Text segment —
Then, I hit some sort of weird emotional wall.  It's the end of the year, end of our time in Guatemala.  People are starting to say their goodbyes with last dinners and last drinks and last trips.  And I'm not really included on any of them.  One friend said, "Well, I'm having a bar-hopping party and, even though I know that's not your thing normally, and especially now since you can't drink, I'm inviting you.  To dinner.  We'll be pretty hammered by then but still, it'd be cool if you came."  And I thought, "Um.  No."  Because it won't be fun for me.  Drunk people are funny for a minute if you're not drunk.  Then they're not funny anymore.

But I was planning to go because I like this girl and she's moving to another part of the world, and I'm moving to another part of the world and I thought it'd be a good chance to at least say goodbye.  Come to find out, she's having a small, intimate dinner with some people this week that does not include bar-hopping.  Something that is definitely more my style.  But I wasn't invited.

I know that my lack of friends is mostly my fault.  I am an adult, I can accept the responsibility.  I am not outgoing, I don't like clubbing or bar-hopping, even when I'm not pregnant.  I'm a homebody and it's usually okay.  I prefer sleep to a lot of other activities.  If I was going to design the perfect hang-out night, it would involve around ten people, dinner and drinks at someone's house with music in the background and the ability to talk to each other.  And, if I wasn't pregnant, I would drink wine and probably get tipsy-ish, talk too much, stay up too late, and it'd be fun.

But it seems like all the people I know want to just get drunk.  And scream and yell and dance have massive hangovers the next day.  That's just not a fun night for me.

I also know that I don't put in as much effort as I should and I can take the blame for that as well.  I'm kind of lazy and we have to be penny-pinchers here.  I also like being at home with my daughter.  I'm always calculating how much something will cost, how long it will take, and if I'll miss seeing the Lady Bug that day.  It's harder to be a social go-getter when the thing you want to go get is waiting for you at home with an adorable grin and a goofy outfit.

Hence, me not being invited many places.  And only getting bummed about it now and then.  Today is a now, apparently.

I need a different group of friends to choose from.  I'm ready for adults with responsibilities and bedtimes to get home to.  I want to talk about what cute thing my kid did today and have other people not only say "awww" but follow it up with something cute their kid did.  I need real life mommy friends.

What did I finally decide to tell my 14- and 34 year old self?  This:  If people wanted to hang out with you, they would.  Which then made me kind of sad.

But I'm also a little hormonal today, so we can blame this whole post on that if we want.

Thursday, May 31, 2012


Just to prove one of my points from yesterdays post (WHAT- I posted two days in a row???), Dave and I went to the grocery store last night for some, well, groceries.  Shocking, I know.  I needed peanut butter because, through both of my pregnancies, it has served as a constant happiness in my life, especially for breakfast.  And also because I found two recipes that called for peanut butter and we were almost out.

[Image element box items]
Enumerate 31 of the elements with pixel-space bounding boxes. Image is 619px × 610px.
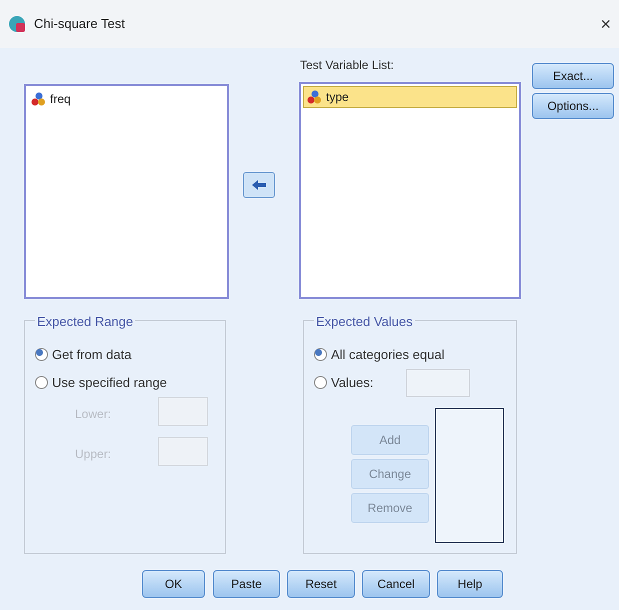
- dialog-button[interactable]: Exact...: [532, 63, 614, 89]
- radio-button[interactable]: [314, 376, 327, 390]
- radio-button[interactable]: [35, 376, 48, 390]
- radio-button[interactable]: [314, 348, 327, 362]
- dialog-button[interactable]: Help: [437, 570, 503, 598]
- input-field[interactable]: [158, 397, 208, 426]
- app-icon: [8, 15, 26, 33]
- radio-label: Get from data: [52, 346, 132, 364]
- list-item[interactable]: type: [303, 86, 517, 108]
- dialog-button[interactable]: Cancel: [362, 570, 430, 598]
- arrow-left-icon: [251, 179, 267, 191]
- dialog-button[interactable]: Paste: [213, 570, 280, 598]
- dialog-button[interactable]: Reset: [287, 570, 355, 598]
- close-button[interactable]: ×: [600, 15, 611, 33]
- list-box[interactable]: freq: [24, 84, 229, 299]
- list-label: Test Variable List:: [300, 57, 394, 74]
- list-box[interactable]: type: [299, 82, 521, 299]
- variable-icon: [306, 89, 322, 105]
- radio-label: Use specified range: [52, 374, 167, 392]
- move-button[interactable]: [243, 172, 275, 198]
- radio-label: All categories equal: [331, 346, 444, 364]
- dialog-button[interactable]: OK: [142, 570, 205, 598]
- window-title: Chi-square Test: [34, 15, 125, 34]
- radio-button[interactable]: [35, 348, 48, 362]
- input-field[interactable]: [158, 437, 208, 466]
- variable-icon: [30, 91, 46, 107]
- input-field[interactable]: [406, 369, 470, 397]
- list-item[interactable]: freq: [28, 88, 225, 110]
- list-box[interactable]: [435, 408, 504, 543]
- dialog-button[interactable]: Options...: [532, 93, 614, 119]
- radio-label: Values:: [331, 374, 374, 392]
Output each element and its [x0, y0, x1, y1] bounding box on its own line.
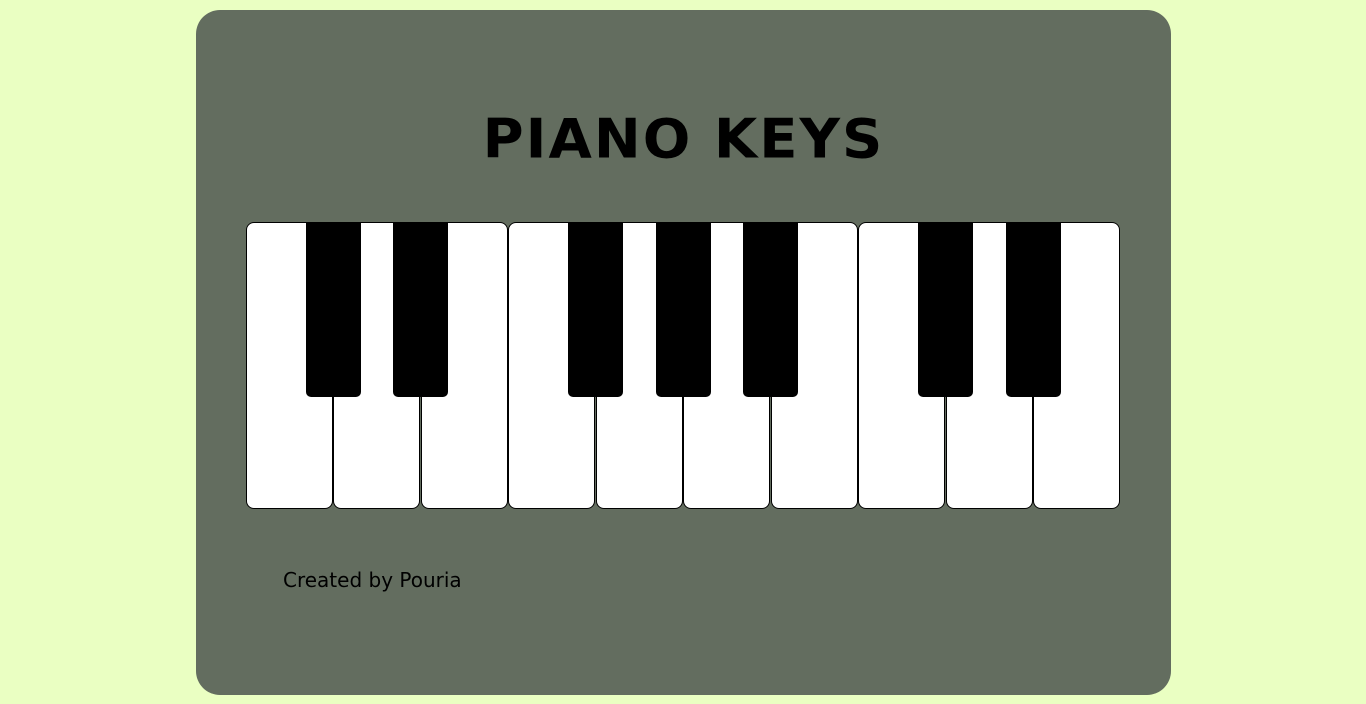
page-title: PIANO KEYS	[482, 107, 885, 172]
black-key-3[interactable]	[568, 222, 623, 397]
black-key-2[interactable]	[393, 222, 448, 397]
black-key-7[interactable]	[1006, 222, 1061, 397]
credit-text: Created by Pouria	[283, 568, 462, 592]
piano-card: PIANO KEYS Created by Pouria	[196, 10, 1171, 695]
black-key-5[interactable]	[743, 222, 798, 397]
black-key-4[interactable]	[656, 222, 711, 397]
piano-keyboard	[246, 222, 1121, 509]
black-key-1[interactable]	[306, 222, 361, 397]
black-key-6[interactable]	[918, 222, 973, 397]
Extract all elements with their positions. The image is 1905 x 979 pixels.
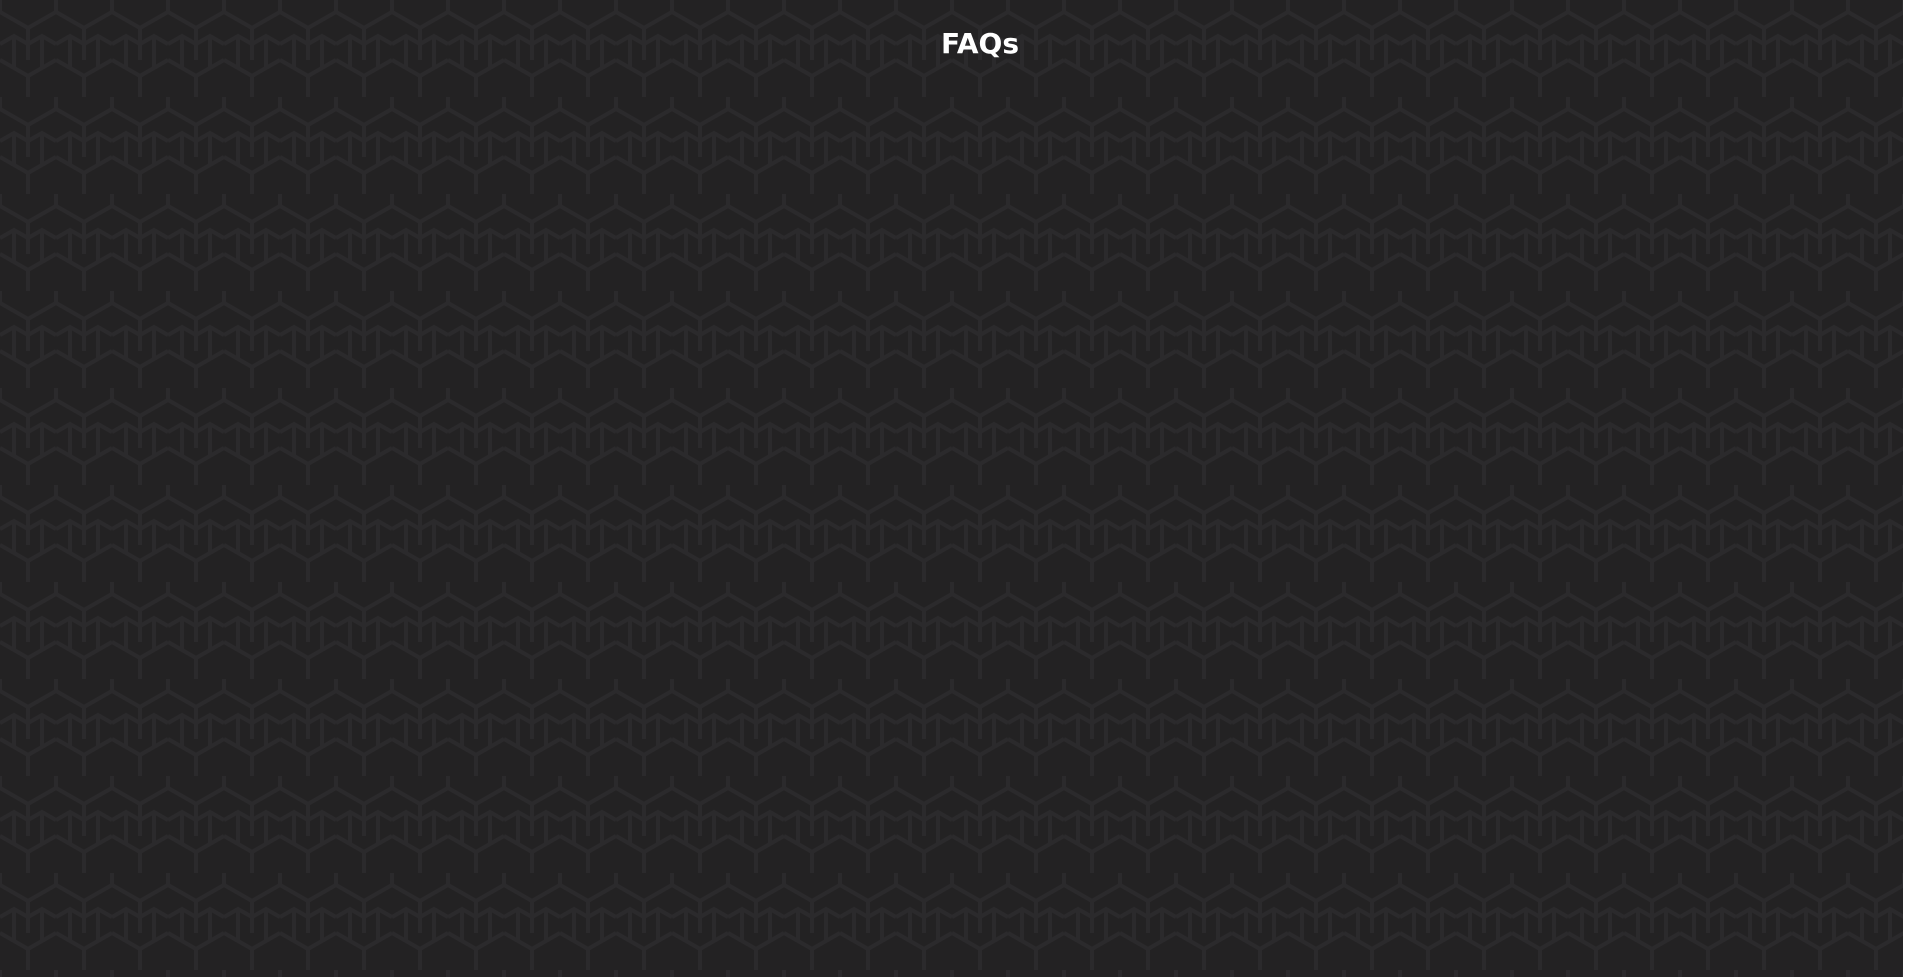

Problems to solve —
A – According to the blog post, what food has been a constant happiness for the writer through both pregnancies?
B – Retype the blog post from "But it seems" up to and including "a goofy outfit.".
None of this work draws on the items.

Per-task outputs —
A – Peanut butter, especially for breakfast.

B –
But it seems like all the people I know want to just get drunk.  And scream and yell and dance have massive hangovers the next day.  That's just not a fun night for me.

I also know that I don't put in as much effort as I should and I can take the blame for that as well.  I'm kind of lazy and we have to be penny-pinchers here.  I also like being at home with my daughter.  I'm always calculating how much something will cost, how long it will take, and if I'll miss seeing the Lady Bug that day.  It's harder to be a social go-getter when the thing you want to go get is waiting for you at home with an adorable grin and a goofy outfit.